Locate each line in the records containing "watermark". Copy it.

** start Data listing **

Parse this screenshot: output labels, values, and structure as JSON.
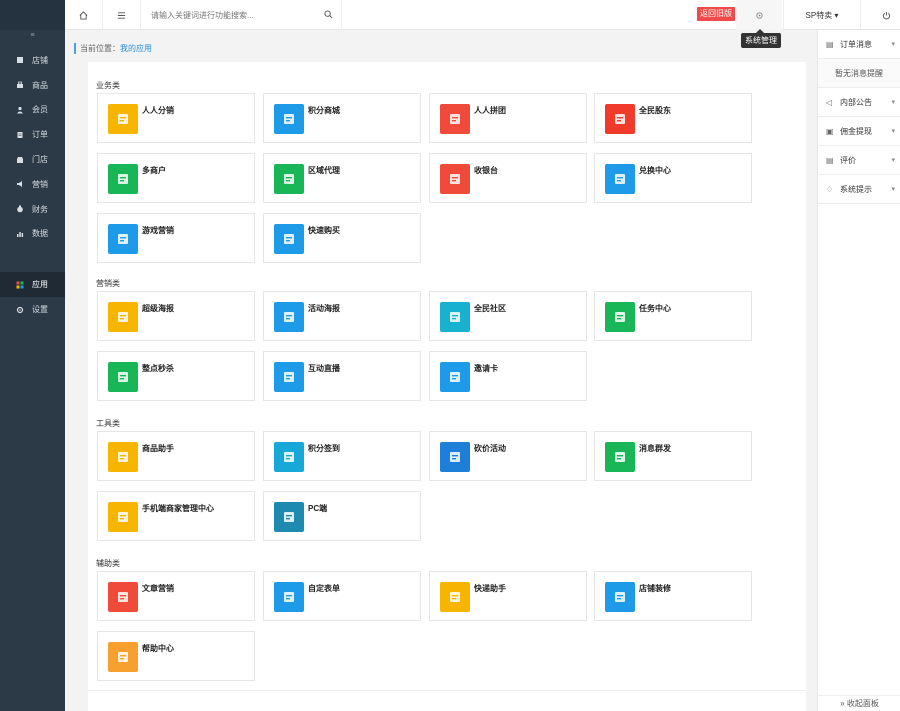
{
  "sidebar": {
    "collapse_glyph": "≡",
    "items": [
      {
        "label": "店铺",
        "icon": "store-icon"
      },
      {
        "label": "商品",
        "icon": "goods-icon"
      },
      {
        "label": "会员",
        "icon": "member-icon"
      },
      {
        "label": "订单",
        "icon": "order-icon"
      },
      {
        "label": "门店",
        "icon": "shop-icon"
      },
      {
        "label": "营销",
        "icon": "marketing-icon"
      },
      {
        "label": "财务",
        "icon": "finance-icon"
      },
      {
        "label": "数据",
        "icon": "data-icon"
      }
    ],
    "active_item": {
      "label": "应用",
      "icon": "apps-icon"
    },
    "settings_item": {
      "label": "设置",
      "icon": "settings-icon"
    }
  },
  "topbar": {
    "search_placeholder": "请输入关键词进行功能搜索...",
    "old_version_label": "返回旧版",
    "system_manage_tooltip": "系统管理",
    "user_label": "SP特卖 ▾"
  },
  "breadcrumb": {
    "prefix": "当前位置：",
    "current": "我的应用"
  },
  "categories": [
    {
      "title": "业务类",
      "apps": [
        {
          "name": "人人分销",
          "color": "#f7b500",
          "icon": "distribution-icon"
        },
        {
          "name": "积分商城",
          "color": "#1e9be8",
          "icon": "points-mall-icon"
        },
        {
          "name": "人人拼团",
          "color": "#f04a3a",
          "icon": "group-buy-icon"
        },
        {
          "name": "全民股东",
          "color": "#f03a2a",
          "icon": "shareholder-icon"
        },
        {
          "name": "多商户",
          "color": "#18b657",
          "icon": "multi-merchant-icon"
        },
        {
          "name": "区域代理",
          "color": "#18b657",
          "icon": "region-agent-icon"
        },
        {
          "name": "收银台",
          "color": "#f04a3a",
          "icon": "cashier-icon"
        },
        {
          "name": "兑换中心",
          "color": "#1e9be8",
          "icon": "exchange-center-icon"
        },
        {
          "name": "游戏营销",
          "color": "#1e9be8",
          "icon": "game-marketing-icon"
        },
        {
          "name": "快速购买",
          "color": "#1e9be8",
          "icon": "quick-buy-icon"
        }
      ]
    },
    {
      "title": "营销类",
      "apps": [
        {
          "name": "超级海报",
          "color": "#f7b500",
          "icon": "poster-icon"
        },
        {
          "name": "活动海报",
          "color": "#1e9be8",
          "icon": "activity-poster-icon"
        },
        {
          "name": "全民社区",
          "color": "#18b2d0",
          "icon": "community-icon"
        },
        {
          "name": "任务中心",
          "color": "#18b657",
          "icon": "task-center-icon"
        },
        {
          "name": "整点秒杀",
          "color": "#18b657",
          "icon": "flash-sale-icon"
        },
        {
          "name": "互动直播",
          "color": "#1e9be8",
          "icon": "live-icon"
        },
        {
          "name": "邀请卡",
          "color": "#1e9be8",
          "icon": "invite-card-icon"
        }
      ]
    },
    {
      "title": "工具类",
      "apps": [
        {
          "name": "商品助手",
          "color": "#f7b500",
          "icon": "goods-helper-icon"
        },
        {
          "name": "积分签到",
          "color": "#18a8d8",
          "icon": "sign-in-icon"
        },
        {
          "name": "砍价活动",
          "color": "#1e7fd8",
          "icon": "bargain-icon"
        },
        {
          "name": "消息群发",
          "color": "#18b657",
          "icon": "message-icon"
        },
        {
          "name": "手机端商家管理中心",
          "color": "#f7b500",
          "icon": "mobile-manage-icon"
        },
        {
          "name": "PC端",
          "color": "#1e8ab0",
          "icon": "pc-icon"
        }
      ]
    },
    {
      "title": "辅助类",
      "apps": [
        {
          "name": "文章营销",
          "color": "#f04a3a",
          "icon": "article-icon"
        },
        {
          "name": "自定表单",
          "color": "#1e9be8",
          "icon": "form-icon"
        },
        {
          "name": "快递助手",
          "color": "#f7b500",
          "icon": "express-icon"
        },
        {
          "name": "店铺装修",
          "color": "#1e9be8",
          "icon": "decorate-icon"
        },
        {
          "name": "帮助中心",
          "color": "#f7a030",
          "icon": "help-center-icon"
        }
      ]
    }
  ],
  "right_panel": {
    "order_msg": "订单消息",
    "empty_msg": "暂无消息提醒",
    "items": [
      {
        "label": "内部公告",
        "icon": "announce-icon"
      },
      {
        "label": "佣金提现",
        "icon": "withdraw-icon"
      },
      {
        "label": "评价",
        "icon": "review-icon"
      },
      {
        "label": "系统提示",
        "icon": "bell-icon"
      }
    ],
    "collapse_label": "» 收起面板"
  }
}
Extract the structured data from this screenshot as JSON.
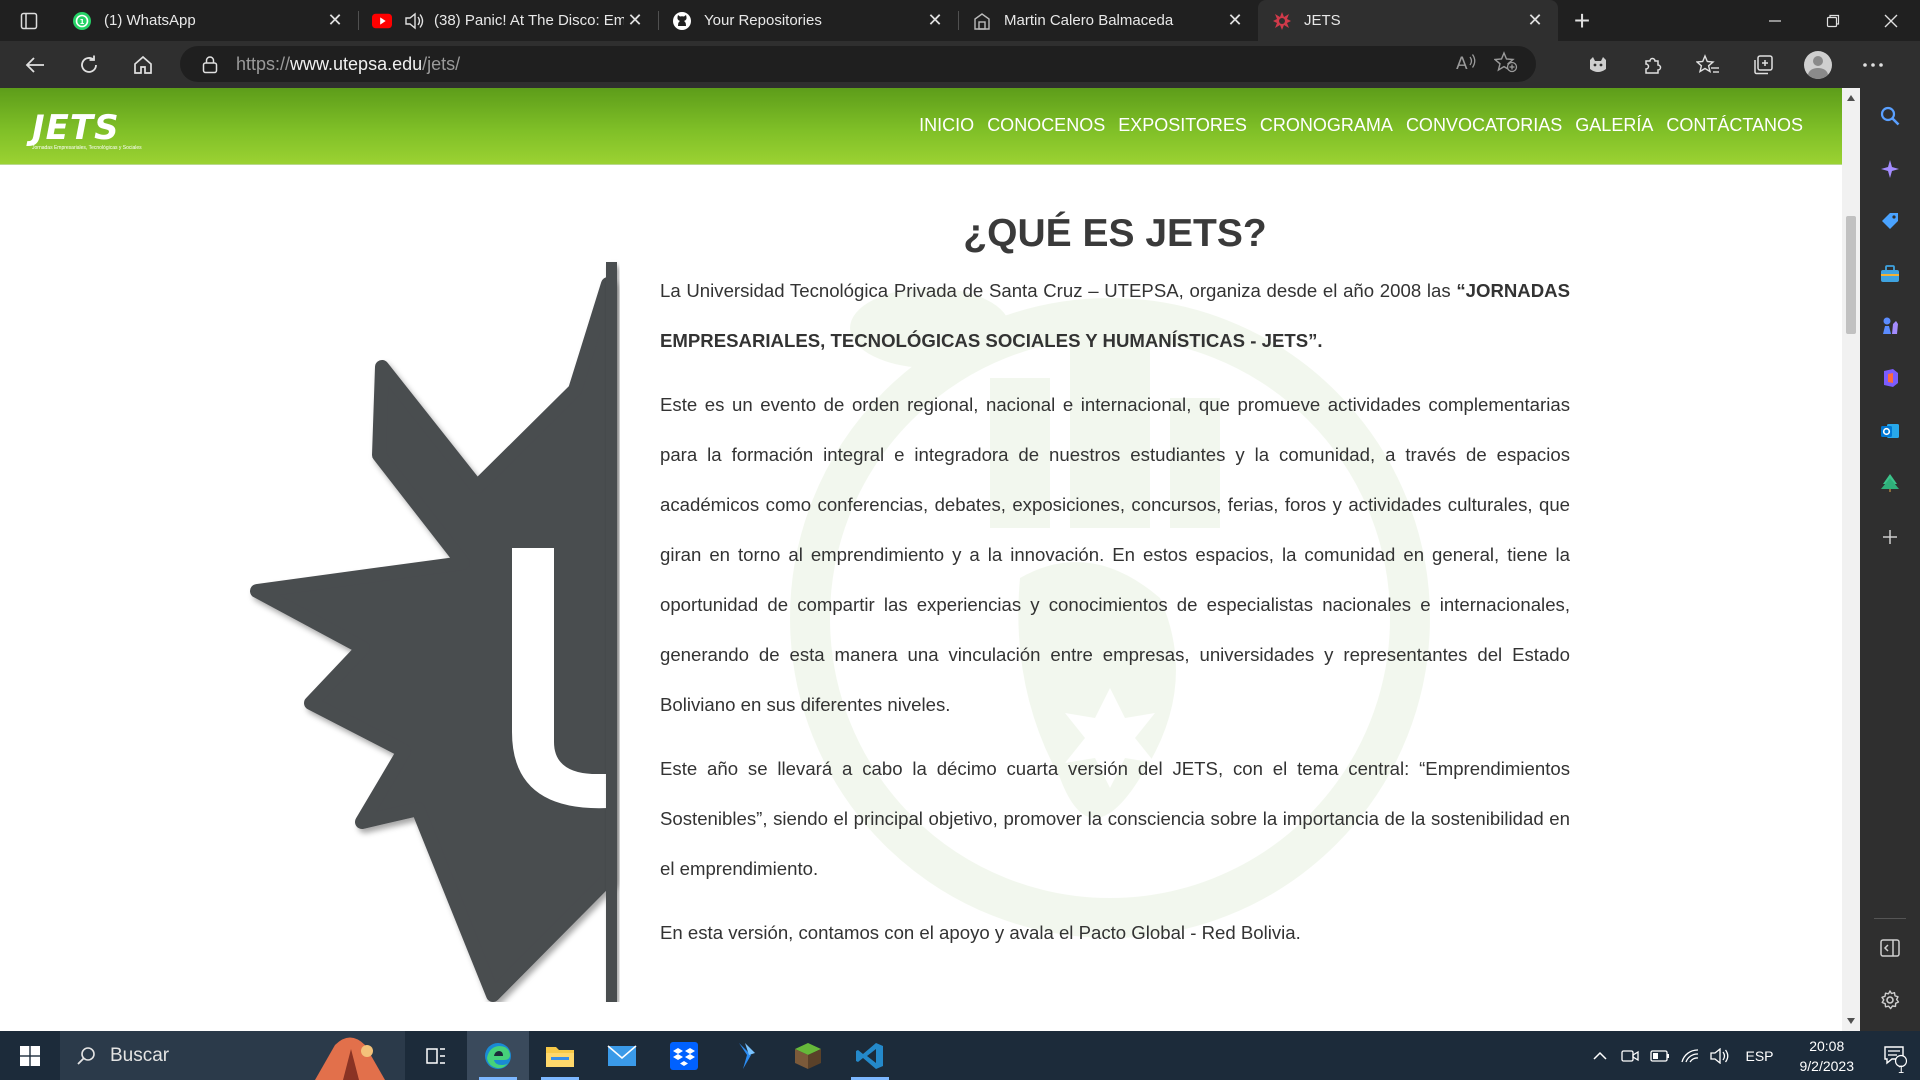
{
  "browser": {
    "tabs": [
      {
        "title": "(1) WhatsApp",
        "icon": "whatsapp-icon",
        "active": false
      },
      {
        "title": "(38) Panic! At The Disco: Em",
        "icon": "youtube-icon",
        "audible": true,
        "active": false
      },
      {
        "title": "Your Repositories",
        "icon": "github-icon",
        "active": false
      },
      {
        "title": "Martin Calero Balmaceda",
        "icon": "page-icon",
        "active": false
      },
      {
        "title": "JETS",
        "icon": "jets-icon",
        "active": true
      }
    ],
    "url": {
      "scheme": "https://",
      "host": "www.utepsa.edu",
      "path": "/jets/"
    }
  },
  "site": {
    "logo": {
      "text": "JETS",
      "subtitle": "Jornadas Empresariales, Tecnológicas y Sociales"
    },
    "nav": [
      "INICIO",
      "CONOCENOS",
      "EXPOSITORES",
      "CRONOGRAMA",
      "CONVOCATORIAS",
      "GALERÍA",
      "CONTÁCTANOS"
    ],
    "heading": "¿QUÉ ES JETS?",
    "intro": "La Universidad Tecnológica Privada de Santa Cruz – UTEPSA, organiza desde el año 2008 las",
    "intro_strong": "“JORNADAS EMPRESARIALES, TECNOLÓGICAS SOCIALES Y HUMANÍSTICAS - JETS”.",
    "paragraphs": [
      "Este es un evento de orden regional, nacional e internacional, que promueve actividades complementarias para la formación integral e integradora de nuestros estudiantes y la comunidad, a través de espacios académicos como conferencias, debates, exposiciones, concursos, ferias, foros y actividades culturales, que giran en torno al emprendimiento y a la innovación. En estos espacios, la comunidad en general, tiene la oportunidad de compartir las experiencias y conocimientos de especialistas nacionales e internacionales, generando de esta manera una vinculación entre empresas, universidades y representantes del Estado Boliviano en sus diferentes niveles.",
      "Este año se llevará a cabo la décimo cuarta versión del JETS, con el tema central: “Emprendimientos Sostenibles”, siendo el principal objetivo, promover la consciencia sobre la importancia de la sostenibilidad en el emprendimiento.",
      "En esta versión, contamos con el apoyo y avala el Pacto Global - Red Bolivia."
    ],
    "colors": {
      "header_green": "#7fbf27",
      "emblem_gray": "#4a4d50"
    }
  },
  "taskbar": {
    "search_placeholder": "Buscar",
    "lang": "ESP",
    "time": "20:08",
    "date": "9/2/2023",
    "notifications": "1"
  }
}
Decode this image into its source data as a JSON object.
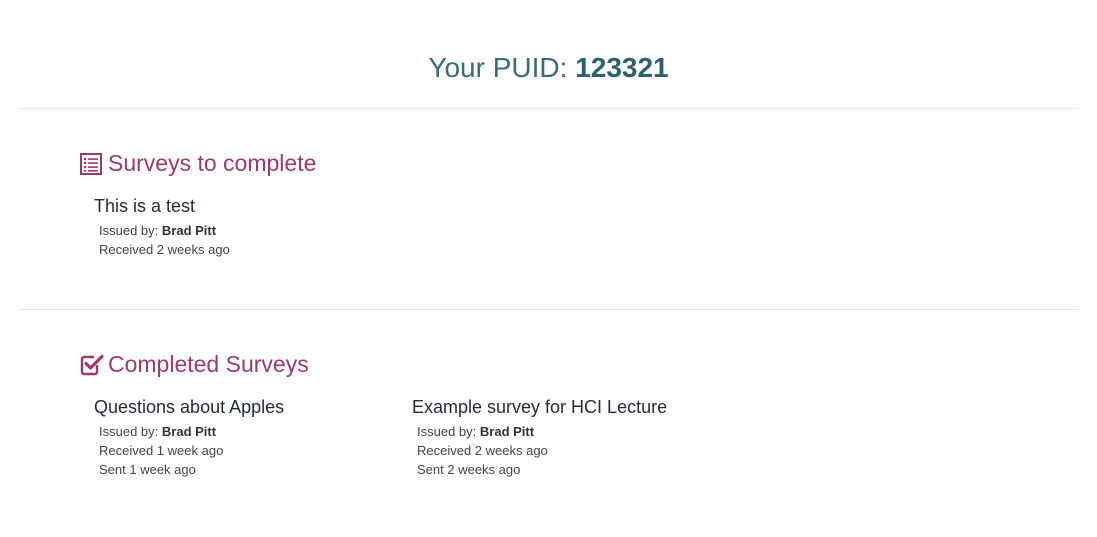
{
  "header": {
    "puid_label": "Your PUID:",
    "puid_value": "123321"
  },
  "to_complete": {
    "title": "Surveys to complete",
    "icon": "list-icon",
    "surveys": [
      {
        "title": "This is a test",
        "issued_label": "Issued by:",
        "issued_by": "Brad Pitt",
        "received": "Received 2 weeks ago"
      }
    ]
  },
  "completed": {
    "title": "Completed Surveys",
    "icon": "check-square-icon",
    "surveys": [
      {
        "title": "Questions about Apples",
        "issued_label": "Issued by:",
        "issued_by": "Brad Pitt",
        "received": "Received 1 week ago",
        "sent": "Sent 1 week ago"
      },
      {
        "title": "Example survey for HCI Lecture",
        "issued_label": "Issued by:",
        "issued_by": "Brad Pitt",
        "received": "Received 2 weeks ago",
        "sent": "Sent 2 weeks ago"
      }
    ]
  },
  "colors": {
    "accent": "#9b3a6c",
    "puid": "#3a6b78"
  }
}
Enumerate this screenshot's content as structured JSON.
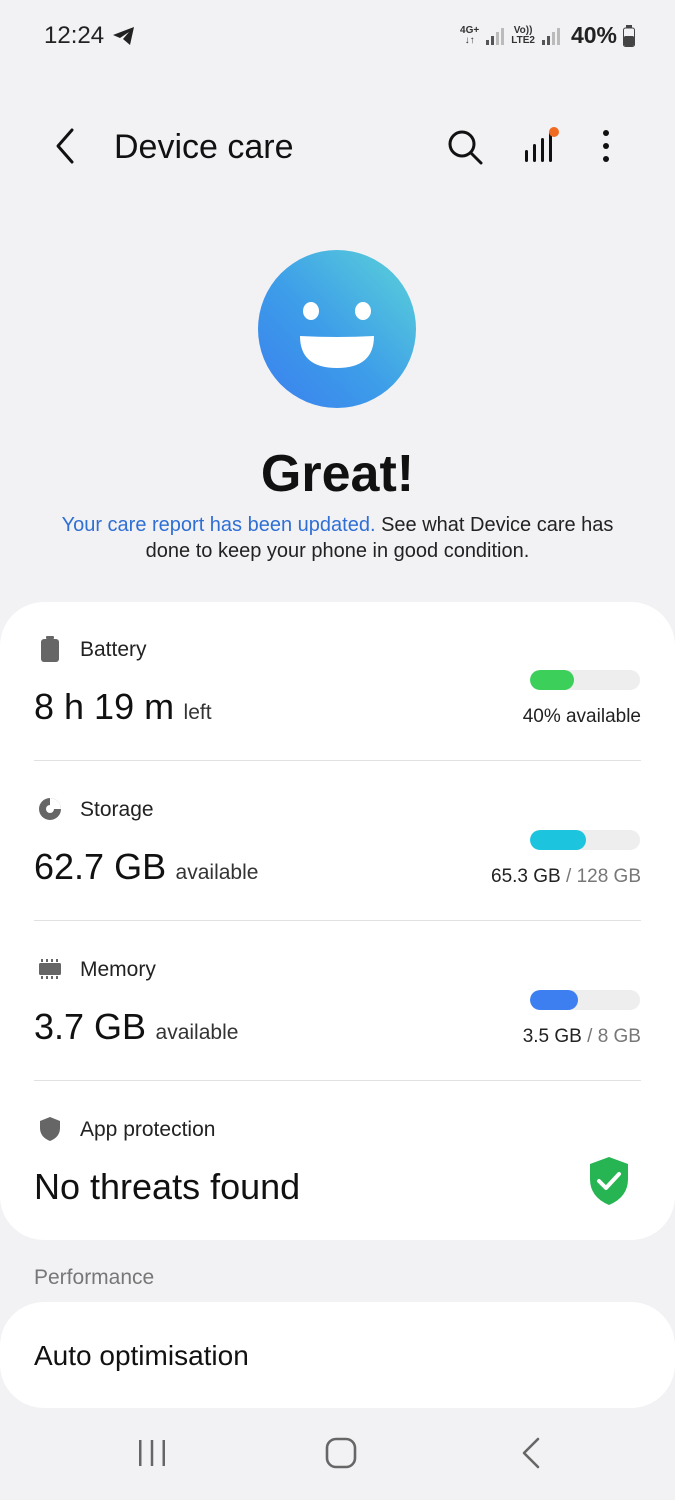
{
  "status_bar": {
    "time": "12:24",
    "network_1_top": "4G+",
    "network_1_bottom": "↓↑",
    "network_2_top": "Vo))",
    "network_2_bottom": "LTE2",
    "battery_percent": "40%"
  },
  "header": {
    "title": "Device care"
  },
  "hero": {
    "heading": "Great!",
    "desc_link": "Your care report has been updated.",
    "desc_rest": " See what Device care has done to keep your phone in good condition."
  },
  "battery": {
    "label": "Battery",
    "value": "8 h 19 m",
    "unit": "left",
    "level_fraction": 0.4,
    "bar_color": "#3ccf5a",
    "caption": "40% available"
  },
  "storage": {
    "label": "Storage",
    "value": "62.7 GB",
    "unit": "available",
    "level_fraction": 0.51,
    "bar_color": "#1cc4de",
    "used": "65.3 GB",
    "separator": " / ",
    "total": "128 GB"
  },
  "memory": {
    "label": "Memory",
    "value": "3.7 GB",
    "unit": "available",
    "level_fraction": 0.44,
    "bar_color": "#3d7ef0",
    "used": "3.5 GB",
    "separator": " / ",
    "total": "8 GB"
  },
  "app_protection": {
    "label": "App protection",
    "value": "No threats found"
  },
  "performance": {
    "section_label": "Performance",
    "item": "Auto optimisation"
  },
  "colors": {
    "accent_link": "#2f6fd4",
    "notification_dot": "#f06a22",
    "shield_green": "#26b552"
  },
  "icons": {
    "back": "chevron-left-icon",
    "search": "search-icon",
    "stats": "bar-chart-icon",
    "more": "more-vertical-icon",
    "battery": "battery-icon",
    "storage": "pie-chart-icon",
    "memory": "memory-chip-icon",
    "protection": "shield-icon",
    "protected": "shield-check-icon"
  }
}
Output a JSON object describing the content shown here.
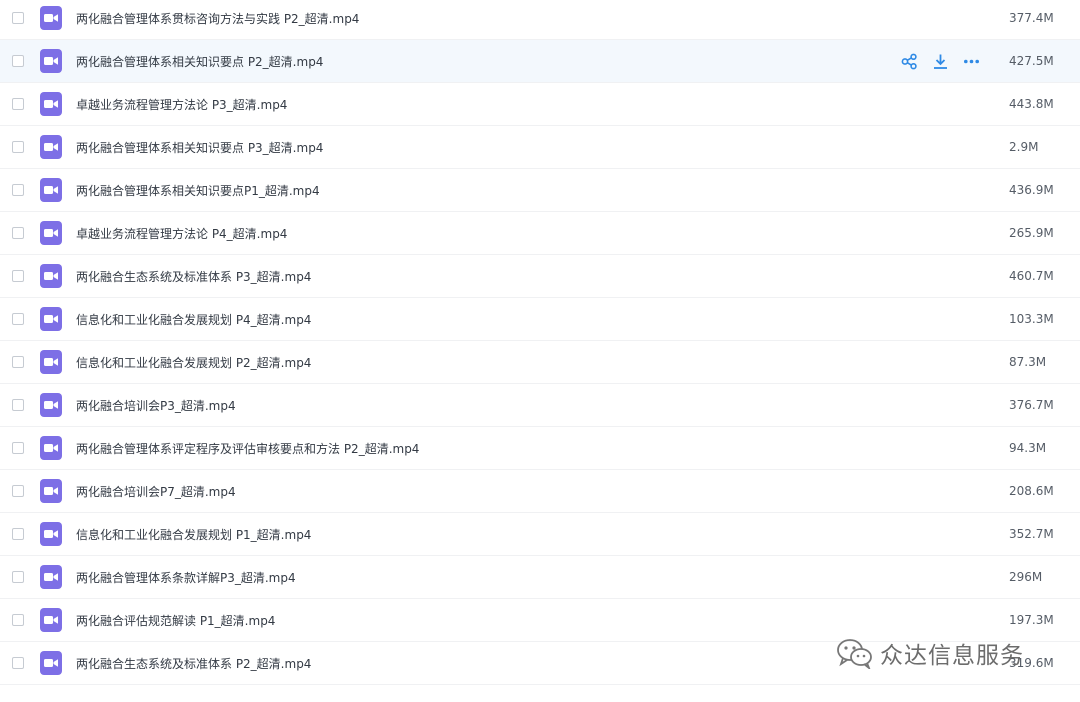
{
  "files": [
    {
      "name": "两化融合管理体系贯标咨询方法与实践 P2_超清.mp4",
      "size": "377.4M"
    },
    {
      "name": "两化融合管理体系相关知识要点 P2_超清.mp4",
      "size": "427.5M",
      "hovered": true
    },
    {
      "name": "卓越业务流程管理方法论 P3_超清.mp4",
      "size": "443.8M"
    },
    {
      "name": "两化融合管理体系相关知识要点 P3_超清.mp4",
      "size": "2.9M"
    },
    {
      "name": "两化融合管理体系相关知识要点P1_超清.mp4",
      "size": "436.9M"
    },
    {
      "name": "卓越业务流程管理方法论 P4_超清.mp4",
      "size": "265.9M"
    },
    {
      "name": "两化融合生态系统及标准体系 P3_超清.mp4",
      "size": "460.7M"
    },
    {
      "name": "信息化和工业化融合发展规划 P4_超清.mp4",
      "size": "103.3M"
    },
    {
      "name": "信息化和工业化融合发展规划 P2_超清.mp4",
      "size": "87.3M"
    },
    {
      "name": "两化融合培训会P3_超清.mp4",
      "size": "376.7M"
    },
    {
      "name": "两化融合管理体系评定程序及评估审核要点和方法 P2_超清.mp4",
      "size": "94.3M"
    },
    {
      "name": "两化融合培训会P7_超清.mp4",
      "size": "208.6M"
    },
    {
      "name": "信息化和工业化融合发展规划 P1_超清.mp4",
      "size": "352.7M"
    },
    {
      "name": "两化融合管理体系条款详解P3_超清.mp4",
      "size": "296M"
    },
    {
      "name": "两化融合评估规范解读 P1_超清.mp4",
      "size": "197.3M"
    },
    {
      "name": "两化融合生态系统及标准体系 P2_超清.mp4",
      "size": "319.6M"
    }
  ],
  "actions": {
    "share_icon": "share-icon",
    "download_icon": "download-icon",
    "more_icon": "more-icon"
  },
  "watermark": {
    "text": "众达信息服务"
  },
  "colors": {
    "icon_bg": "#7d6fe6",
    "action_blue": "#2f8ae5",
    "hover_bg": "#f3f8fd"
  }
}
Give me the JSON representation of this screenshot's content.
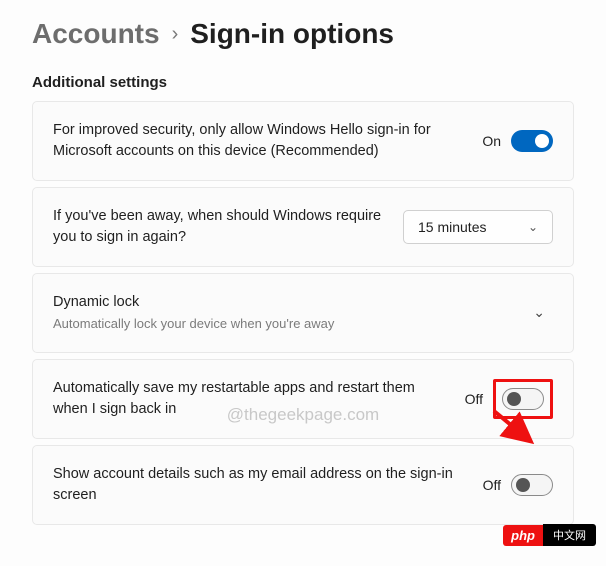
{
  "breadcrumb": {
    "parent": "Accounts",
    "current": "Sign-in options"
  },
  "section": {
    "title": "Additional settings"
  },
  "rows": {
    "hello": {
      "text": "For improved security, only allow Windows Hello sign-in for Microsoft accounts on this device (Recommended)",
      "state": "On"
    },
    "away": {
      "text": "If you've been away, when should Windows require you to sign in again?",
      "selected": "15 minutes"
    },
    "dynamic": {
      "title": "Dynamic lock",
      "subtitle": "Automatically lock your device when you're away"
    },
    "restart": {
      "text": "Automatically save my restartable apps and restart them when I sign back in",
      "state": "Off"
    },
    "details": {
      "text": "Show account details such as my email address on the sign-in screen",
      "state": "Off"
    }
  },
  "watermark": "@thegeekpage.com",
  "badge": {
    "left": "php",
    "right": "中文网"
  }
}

** end Data listing **

Answer to this problem
  "watermark": {
  "watermark": "@thegeekpage.com",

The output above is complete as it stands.